Short problem -
Repeat each entry word for word. Leave any images out of the copy.

----

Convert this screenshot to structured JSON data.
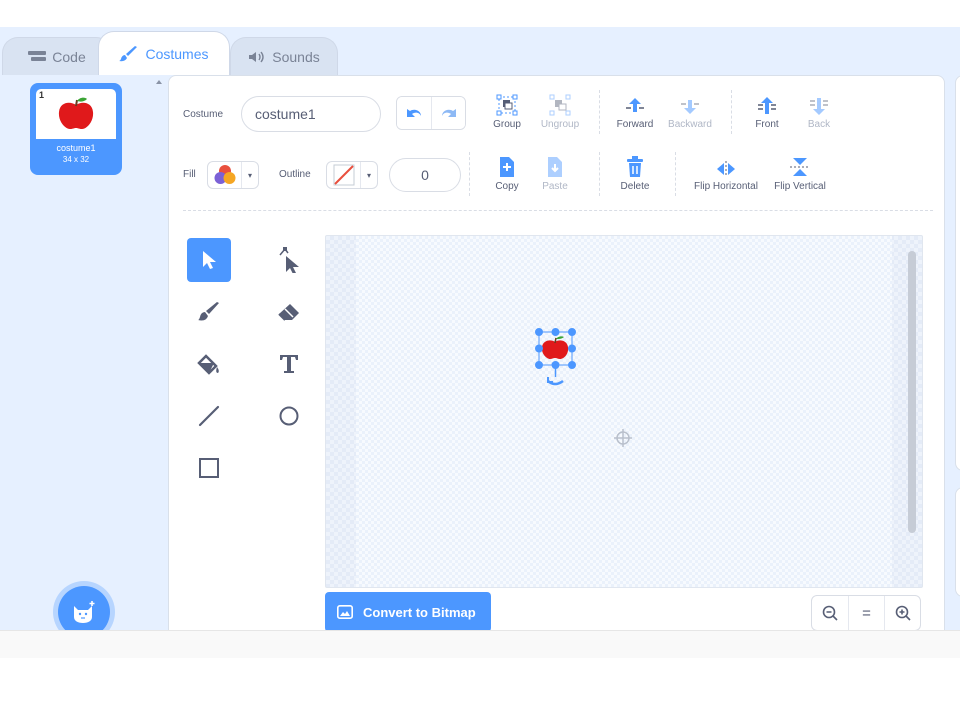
{
  "tabs": {
    "code": "Code",
    "costumes": "Costumes",
    "sounds": "Sounds"
  },
  "costume_list": [
    {
      "number": "1",
      "name": "costume1",
      "size": "34 x 32"
    }
  ],
  "toolbar": {
    "costume_label": "Costume",
    "costume_name": "costume1",
    "group": "Group",
    "ungroup": "Ungroup",
    "forward": "Forward",
    "backward": "Backward",
    "front": "Front",
    "back": "Back",
    "fill_label": "Fill",
    "outline_label": "Outline",
    "outline_width": "0",
    "copy": "Copy",
    "paste": "Paste",
    "delete": "Delete",
    "flip_horizontal": "Flip Horizontal",
    "flip_vertical": "Flip Vertical"
  },
  "tools": [
    "select",
    "reshape",
    "brush",
    "eraser",
    "fill",
    "text",
    "line",
    "circle",
    "rectangle"
  ],
  "convert_button": "Convert to Bitmap",
  "zoom": {
    "zoom_out": "zoom-out-icon",
    "reset": "=",
    "zoom_in": "zoom-in-icon"
  },
  "colors": {
    "accent": "#4c97ff",
    "apple": "#e0191b",
    "background": "#e6f0ff"
  }
}
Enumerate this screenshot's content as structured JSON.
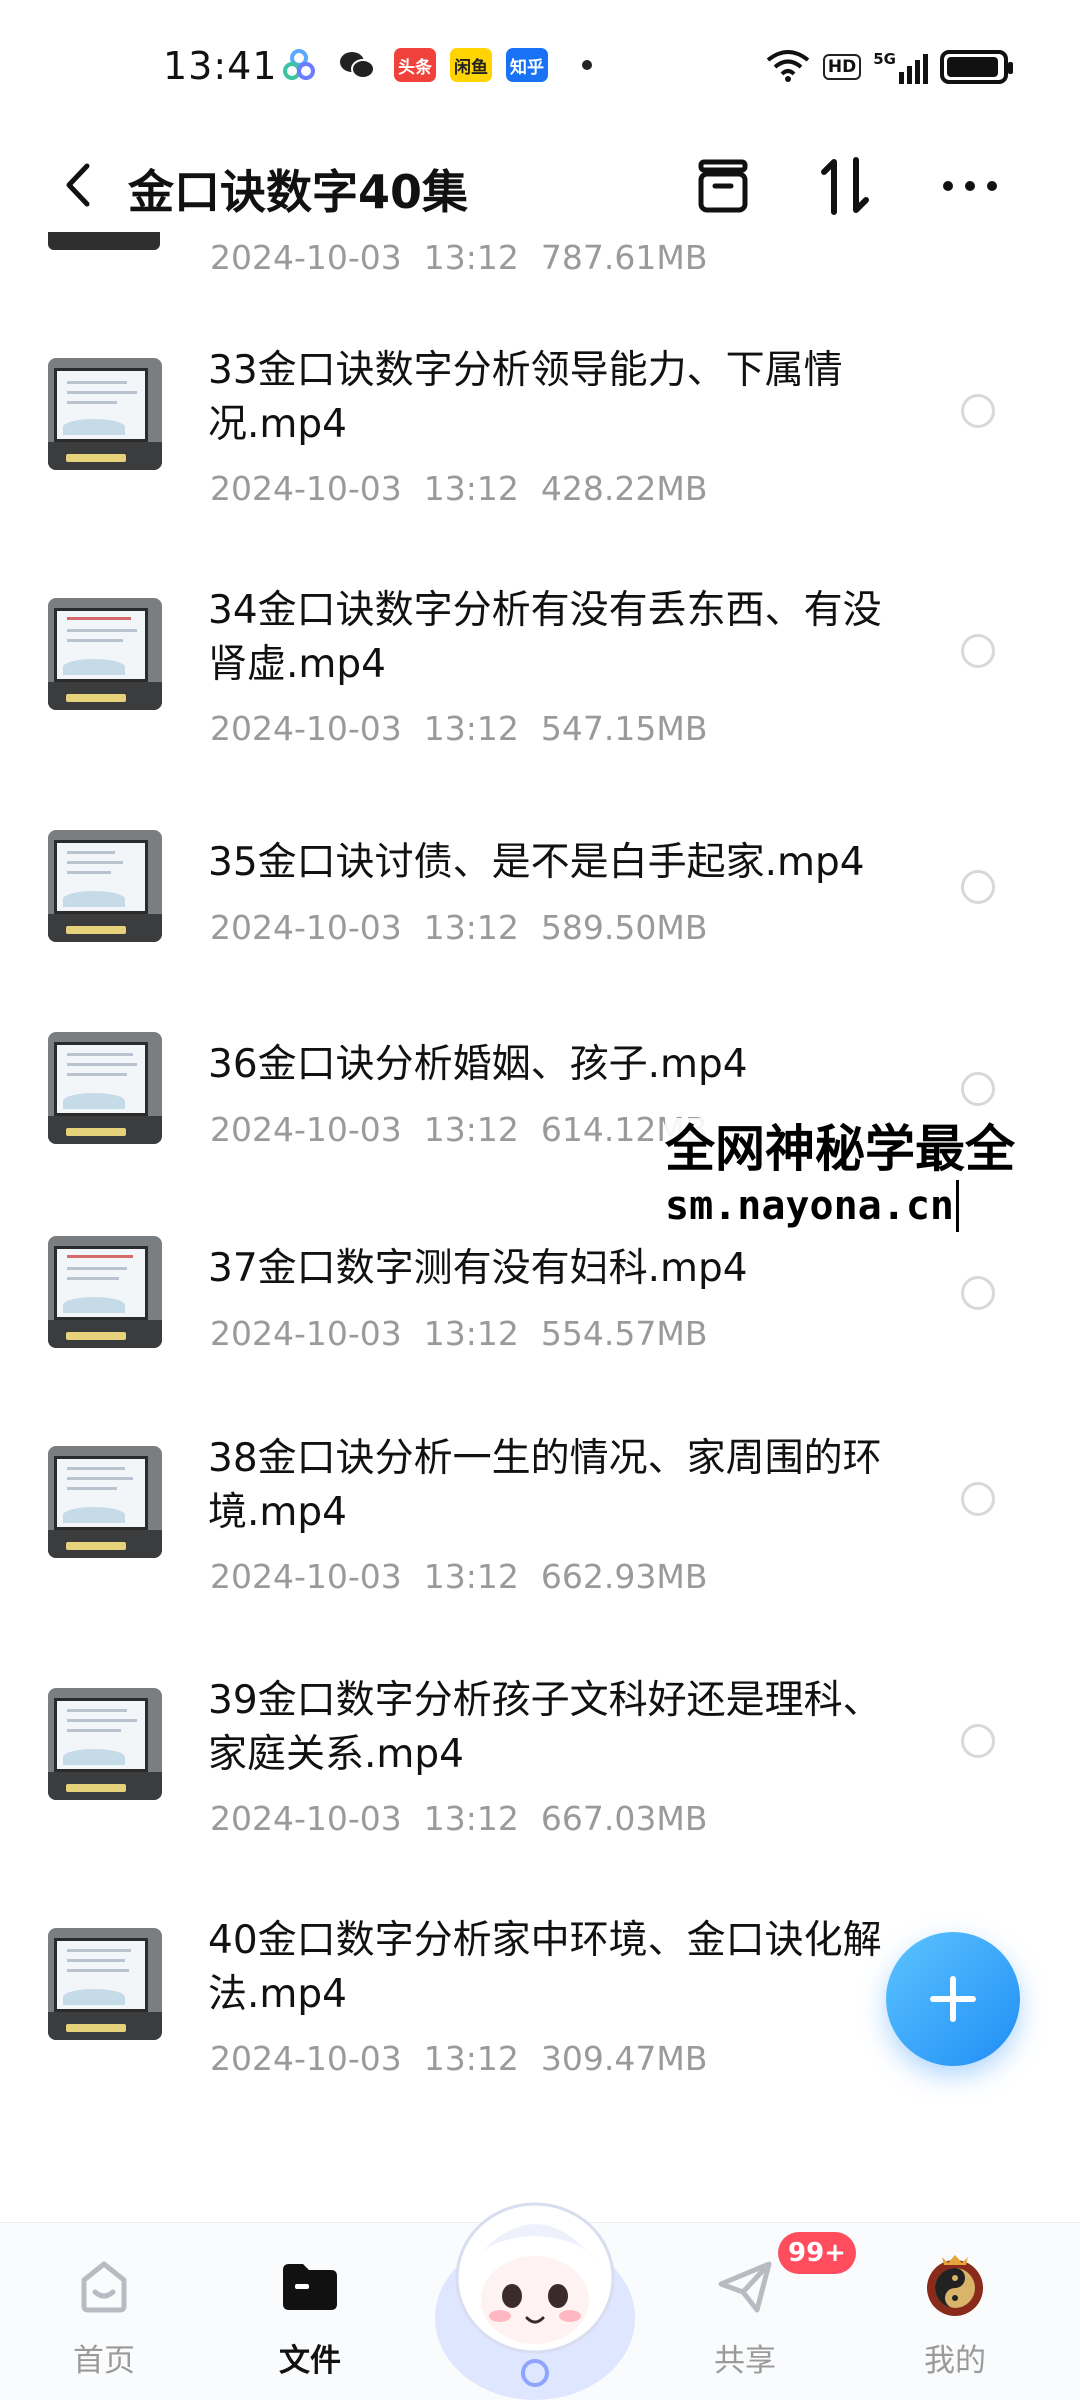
{
  "status_bar": {
    "time": "13:41",
    "apps": [
      {
        "name": "baidu-netdisk-icon",
        "label": "",
        "color": "#5aa9ff"
      },
      {
        "name": "wechat-icon",
        "label": "",
        "color": "#222222"
      },
      {
        "name": "toutiao-icon",
        "label": "头条",
        "color": "#f0413a"
      },
      {
        "name": "xianyu-icon",
        "label": "闲鱼",
        "color": "#ffd400"
      },
      {
        "name": "zhihu-icon",
        "label": "知乎",
        "color": "#1772f6"
      }
    ],
    "hd": "HD",
    "network": "5G",
    "battery_level": 0.95
  },
  "header": {
    "title": "金口诀数字40集"
  },
  "partial_row": {
    "date": "2024-10-03",
    "time": "13:12",
    "size": "787.61MB"
  },
  "files": [
    {
      "name": "33金口诀数字分析领导能力、下属情况.mp4",
      "date": "2024-10-03",
      "time": "13:12",
      "size": "428.22MB"
    },
    {
      "name": "34金口诀数字分析有没有丢东西、有没肾虚.mp4",
      "date": "2024-10-03",
      "time": "13:12",
      "size": "547.15MB"
    },
    {
      "name": "35金口诀讨债、是不是白手起家.mp4",
      "date": "2024-10-03",
      "time": "13:12",
      "size": "589.50MB"
    },
    {
      "name": "36金口诀分析婚姻、孩子.mp4",
      "date": "2024-10-03",
      "time": "13:12",
      "size": "614.12MB"
    },
    {
      "name": "37金口数字测有没有妇科.mp4",
      "date": "2024-10-03",
      "time": "13:12",
      "size": "554.57MB"
    },
    {
      "name": "38金口诀分析一生的情况、家周围的环境.mp4",
      "date": "2024-10-03",
      "time": "13:12",
      "size": "662.93MB"
    },
    {
      "name": "39金口数字分析孩子文科好还是理科、家庭关系.mp4",
      "date": "2024-10-03",
      "time": "13:12",
      "size": "667.03MB"
    },
    {
      "name": "40金口数字分析家中环境、金口诀化解法.mp4",
      "date": "2024-10-03",
      "time": "13:12",
      "size": "309.47MB"
    }
  ],
  "watermark": {
    "line1": "全网神秘学最全",
    "line2": "sm.nayona.cn"
  },
  "nav": {
    "home": "首页",
    "files": "文件",
    "share": "共享",
    "mine": "我的",
    "share_badge": "99+"
  },
  "colors": {
    "accent": "#1f8df5",
    "badge": "#ff4d5e"
  }
}
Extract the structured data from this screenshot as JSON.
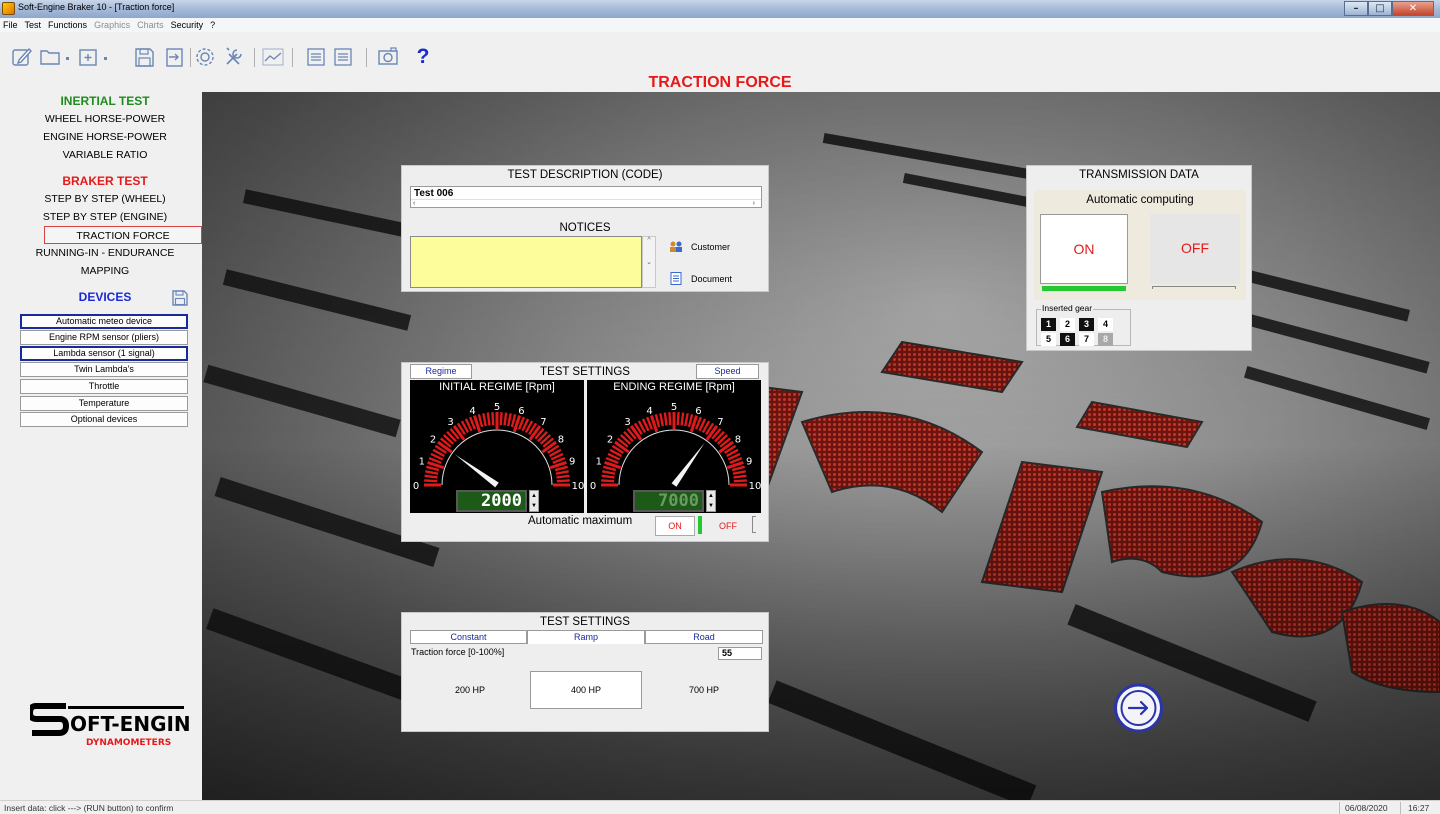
{
  "window": {
    "title": "Soft-Engine Braker 10 - [Traction force]"
  },
  "menu": {
    "items": [
      {
        "label": "File",
        "enabled": true
      },
      {
        "label": "Test",
        "enabled": true
      },
      {
        "label": "Functions",
        "enabled": true
      },
      {
        "label": "Graphics",
        "enabled": false
      },
      {
        "label": "Charts",
        "enabled": false
      },
      {
        "label": "Security",
        "enabled": true
      },
      {
        "label": "?",
        "enabled": true
      }
    ]
  },
  "toolbar": {
    "icons": [
      "edit-icon",
      "folder-icon",
      "dropdown-icon",
      "add-file-icon",
      "dropdown-icon",
      "save-icon",
      "import-icon",
      "settings-icon",
      "tools-icon",
      "chart-icon",
      "list-icon",
      "list-icon",
      "camera-icon",
      "help-icon"
    ],
    "help_label": "?"
  },
  "page_title": "TRACTION FORCE",
  "sidebar": {
    "inertial_head": "INERTIAL TEST",
    "inertial_items": [
      "WHEEL HORSE-POWER",
      "ENGINE HORSE-POWER",
      "VARIABLE RATIO"
    ],
    "braker_head": "BRAKER TEST",
    "braker_items": [
      "STEP BY STEP (WHEEL)",
      "STEP BY STEP (ENGINE)",
      "TRACTION FORCE",
      "RUNNING-IN - ENDURANCE",
      "MAPPING"
    ],
    "active_item": "TRACTION FORCE",
    "devices_head": "DEVICES",
    "devices": [
      {
        "label": "Automatic meteo device",
        "highlighted": true
      },
      {
        "label": "Engine RPM sensor (pliers)",
        "highlighted": false
      },
      {
        "label": "Lambda sensor (1 signal)",
        "highlighted": true
      },
      {
        "label": "Twin Lambda's",
        "highlighted": false
      },
      {
        "label": "Throttle",
        "highlighted": false
      },
      {
        "label": "Temperature",
        "highlighted": false
      },
      {
        "label": "Optional devices",
        "highlighted": false
      }
    ],
    "logo_text": "OFT-ENGINE",
    "logo_sub": "DYNAMOMETERS"
  },
  "description": {
    "title": "TEST DESCRIPTION (CODE)",
    "code_value": "Test 006",
    "notices_title": "NOTICES",
    "notices_value": "",
    "customer_label": "Customer",
    "document_label": "Document"
  },
  "transmission": {
    "title": "TRANSMISSION DATA",
    "auto_label": "Automatic computing",
    "on_label": "ON",
    "off_label": "OFF",
    "auto_state": "ON",
    "gear_legend": "Inserted gear",
    "gears": [
      {
        "label": "1",
        "state": "on"
      },
      {
        "label": "2",
        "state": "off"
      },
      {
        "label": "3",
        "state": "on"
      },
      {
        "label": "4",
        "state": "off"
      },
      {
        "label": "5",
        "state": "off"
      },
      {
        "label": "6",
        "state": "on"
      },
      {
        "label": "7",
        "state": "off"
      },
      {
        "label": "8",
        "state": "disabled"
      }
    ]
  },
  "test_settings_1": {
    "title": "TEST SETTINGS",
    "tab_left": "Regime",
    "tab_right": "Speed",
    "initial": {
      "title": "INITIAL REGIME [Rpm]",
      "value": "2000",
      "needle_value": 2.0
    },
    "ending": {
      "title": "ENDING REGIME [Rpm]",
      "value": "7000",
      "needle_value": 7.0
    },
    "gauge_ticks": [
      "0",
      "1",
      "2",
      "3",
      "4",
      "5",
      "6",
      "7",
      "8",
      "9",
      "10"
    ],
    "auto_max_label": "Automatic maximum",
    "on_label": "ON",
    "off_label": "OFF",
    "auto_max_state": "ON"
  },
  "test_settings_2": {
    "title": "TEST SETTINGS",
    "modes": [
      "Constant",
      "Ramp",
      "Road"
    ],
    "selected_mode": "Ramp",
    "traction_label": "Traction force [0-100%]",
    "traction_value": "55",
    "hp_options": [
      "200 HP",
      "400 HP",
      "700 HP"
    ],
    "selected_hp": "400 HP"
  },
  "status": {
    "text": "Insert data: click ---> (RUN button) to confirm",
    "date": "06/08/2020",
    "time": "16:27"
  }
}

----

Solution -
Convert this screenshot to structured JSON data.
{
  "tabs": {
    "code": "Code",
    "costumes": "Costumes",
    "sounds": "Sounds"
  },
  "costume_list": [
    {
      "number": "1",
      "name": "costume1",
      "size": "34 x 32"
    }
  ],
  "toolbar": {
    "costume_label": "Costume",
    "costume_name": "costume1",
    "group": "Group",
    "ungroup": "Ungroup",
    "forward": "Forward",
    "backward": "Backward",
    "front": "Front",
    "back": "Back",
    "fill_label": "Fill",
    "outline_label": "Outline",
    "outline_width": "0",
    "copy": "Copy",
    "paste": "Paste",
    "delete": "Delete",
    "flip_horizontal": "Flip Horizontal",
    "flip_vertical": "Flip Vertical"
  },
  "tools": [
    "select",
    "reshape",
    "brush",
    "eraser",
    "fill",
    "text",
    "line",
    "circle",
    "rectangle"
  ],
  "convert_button": "Convert to Bitmap",
  "zoom": {
    "zoom_out": "zoom-out-icon",
    "reset": "=",
    "zoom_in": "zoom-in-icon"
  },
  "colors": {
    "accent": "#4c97ff",
    "apple": "#e0191b",
    "background": "#e6f0ff"
  }
}
Enumerate this screenshot's content as structured JSON.
{
  "status_bar": {
    "time": "13:41",
    "apps": [
      {
        "name": "baidu-netdisk-icon",
        "label": "",
        "color": "#5aa9ff"
      },
      {
        "name": "wechat-icon",
        "label": "",
        "color": "#222222"
      },
      {
        "name": "toutiao-icon",
        "label": "头条",
        "color": "#f0413a"
      },
      {
        "name": "xianyu-icon",
        "label": "闲鱼",
        "color": "#ffd400"
      },
      {
        "name": "zhihu-icon",
        "label": "知乎",
        "color": "#1772f6"
      }
    ],
    "hd": "HD",
    "network": "5G",
    "battery_level": 0.95
  },
  "header": {
    "title": "金口诀数字40集"
  },
  "partial_row": {
    "date": "2024-10-03",
    "time": "13:12",
    "size": "787.61MB"
  },
  "files": [
    {
      "name": "33金口诀数字分析领导能力、下属情况.mp4",
      "date": "2024-10-03",
      "time": "13:12",
      "size": "428.22MB"
    },
    {
      "name": "34金口诀数字分析有没有丢东西、有没肾虚.mp4",
      "date": "2024-10-03",
      "time": "13:12",
      "size": "547.15MB"
    },
    {
      "name": "35金口诀讨债、是不是白手起家.mp4",
      "date": "2024-10-03",
      "time": "13:12",
      "size": "589.50MB"
    },
    {
      "name": "36金口诀分析婚姻、孩子.mp4",
      "date": "2024-10-03",
      "time": "13:12",
      "size": "614.12MB"
    },
    {
      "name": "37金口数字测有没有妇科.mp4",
      "date": "2024-10-03",
      "time": "13:12",
      "size": "554.57MB"
    },
    {
      "name": "38金口诀分析一生的情况、家周围的环境.mp4",
      "date": "2024-10-03",
      "time": "13:12",
      "size": "662.93MB"
    },
    {
      "name": "39金口数字分析孩子文科好还是理科、家庭关系.mp4",
      "date": "2024-10-03",
      "time": "13:12",
      "size": "667.03MB"
    },
    {
      "name": "40金口数字分析家中环境、金口诀化解法.mp4",
      "date": "2024-10-03",
      "time": "13:12",
      "size": "309.47MB"
    }
  ],
  "watermark": {
    "line1": "全网神秘学最全",
    "line2": "sm.nayona.cn"
  },
  "nav": {
    "home": "首页",
    "files": "文件",
    "share": "共享",
    "mine": "我的",
    "share_badge": "99+"
  },
  "colors": {
    "accent": "#1f8df5",
    "badge": "#ff4d5e"
  }
}
Extract the structured data from this screenshot as JSON.
{
  "window": {
    "title": "Soft-Engine Braker 10 - [Traction force]"
  },
  "menu": {
    "items": [
      {
        "label": "File",
        "enabled": true
      },
      {
        "label": "Test",
        "enabled": true
      },
      {
        "label": "Functions",
        "enabled": true
      },
      {
        "label": "Graphics",
        "enabled": false
      },
      {
        "label": "Charts",
        "enabled": false
      },
      {
        "label": "Security",
        "enabled": true
      },
      {
        "label": "?",
        "enabled": true
      }
    ]
  },
  "toolbar": {
    "icons": [
      "edit-icon",
      "folder-icon",
      "dropdown-icon",
      "add-file-icon",
      "dropdown-icon",
      "save-icon",
      "import-icon",
      "settings-icon",
      "tools-icon",
      "chart-icon",
      "list-icon",
      "list-icon",
      "camera-icon",
      "help-icon"
    ],
    "help_label": "?"
  },
  "page_title": "TRACTION FORCE",
  "sidebar": {
    "inertial_head": "INERTIAL TEST",
    "inertial_items": [
      "WHEEL HORSE-POWER",
      "ENGINE HORSE-POWER",
      "VARIABLE RATIO"
    ],
    "braker_head": "BRAKER TEST",
    "braker_items": [
      "STEP BY STEP (WHEEL)",
      "STEP BY STEP (ENGINE)",
      "TRACTION FORCE",
      "RUNNING-IN - ENDURANCE",
      "MAPPING"
    ],
    "active_item": "TRACTION FORCE",
    "devices_head": "DEVICES",
    "devices": [
      {
        "label": "Automatic meteo device",
        "highlighted": true
      },
      {
        "label": "Engine RPM sensor (pliers)",
        "highlighted": false
      },
      {
        "label": "Lambda sensor (1 signal)",
        "highlighted": true
      },
      {
        "label": "Twin Lambda's",
        "highlighted": false
      },
      {
        "label": "Throttle",
        "highlighted": false
      },
      {
        "label": "Temperature",
        "highlighted": false
      },
      {
        "label": "Optional devices",
        "highlighted": false
      }
    ],
    "logo_text": "OFT-ENGINE",
    "logo_sub": "DYNAMOMETERS"
  },
  "description": {
    "title": "TEST DESCRIPTION (CODE)",
    "code_value": "Test 006",
    "notices_title": "NOTICES",
    "notices_value": "",
    "customer_label": "Customer",
    "document_label": "Document"
  },
  "transmission": {
    "title": "TRANSMISSION DATA",
    "auto_label": "Automatic computing",
    "on_label": "ON",
    "off_label": "OFF",
    "auto_state": "ON",
    "gear_legend": "Inserted gear",
    "gears": [
      {
        "label": "1",
        "state": "on"
      },
      {
        "label": "2",
        "state": "off"
      },
      {
        "label": "3",
        "state": "on"
      },
      {
        "label": "4",
        "state": "off"
      },
      {
        "label": "5",
        "state": "off"
      },
      {
        "label": "6",
        "state": "on"
      },
      {
        "label": "7",
        "state": "off"
      },
      {
        "label": "8",
        "state": "disabled"
      }
    ]
  },
  "test_settings_1": {
    "title": "TEST SETTINGS",
    "tab_left": "Regime",
    "tab_right": "Speed",
    "initial": {
      "title": "INITIAL REGIME [Rpm]",
      "value": "2000",
      "needle_value": 2.0
    },
    "ending": {
      "title": "ENDING REGIME [Rpm]",
      "value": "7000",
      "needle_value": 7.0
    },
    "gauge_ticks": [
      "0",
      "1",
      "2",
      "3",
      "4",
      "5",
      "6",
      "7",
      "8",
      "9",
      "10"
    ],
    "auto_max_label": "Automatic maximum",
    "on_label": "ON",
    "off_label": "OFF",
    "auto_max_state": "ON"
  },
  "test_settings_2": {
    "title": "TEST SETTINGS",
    "modes": [
      "Constant",
      "Ramp",
      "Road"
    ],
    "selected_mode": "Ramp",
    "traction_label": "Traction force [0-100%]",
    "traction_value": "55",
    "hp_options": [
      "200 HP",
      "400 HP",
      "700 HP"
    ],
    "selected_hp": "400 HP"
  },
  "status": {
    "text": "Insert data: click ---> (RUN button) to confirm",
    "date": "06/08/2020",
    "time": "16:27"
  }
}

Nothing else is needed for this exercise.